◆ Collected data:
##########
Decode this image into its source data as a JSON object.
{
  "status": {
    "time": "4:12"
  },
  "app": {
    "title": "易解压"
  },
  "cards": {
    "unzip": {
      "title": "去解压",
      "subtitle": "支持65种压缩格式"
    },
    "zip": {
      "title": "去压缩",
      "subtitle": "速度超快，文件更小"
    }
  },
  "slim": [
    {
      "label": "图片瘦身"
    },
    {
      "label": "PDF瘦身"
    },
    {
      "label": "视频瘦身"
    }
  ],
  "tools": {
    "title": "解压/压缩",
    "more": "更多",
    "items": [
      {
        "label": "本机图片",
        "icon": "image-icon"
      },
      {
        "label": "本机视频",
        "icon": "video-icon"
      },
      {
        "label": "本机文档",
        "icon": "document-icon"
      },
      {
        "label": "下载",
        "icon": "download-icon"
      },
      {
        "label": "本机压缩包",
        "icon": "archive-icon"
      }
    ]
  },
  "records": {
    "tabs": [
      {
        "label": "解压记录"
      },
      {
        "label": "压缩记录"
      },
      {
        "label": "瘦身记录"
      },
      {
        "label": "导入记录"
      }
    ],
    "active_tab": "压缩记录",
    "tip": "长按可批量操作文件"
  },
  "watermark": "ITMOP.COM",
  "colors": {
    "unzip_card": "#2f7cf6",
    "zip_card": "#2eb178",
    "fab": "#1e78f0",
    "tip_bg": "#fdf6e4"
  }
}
##########
◆ Objective:
Make a list of all lines in the data that contain "icon".

◆ Worked solution:
        "icon": "image-icon"
        "icon": "video-icon"
        "icon": "document-icon"
        "icon": "download-icon"
        "icon": "archive-icon"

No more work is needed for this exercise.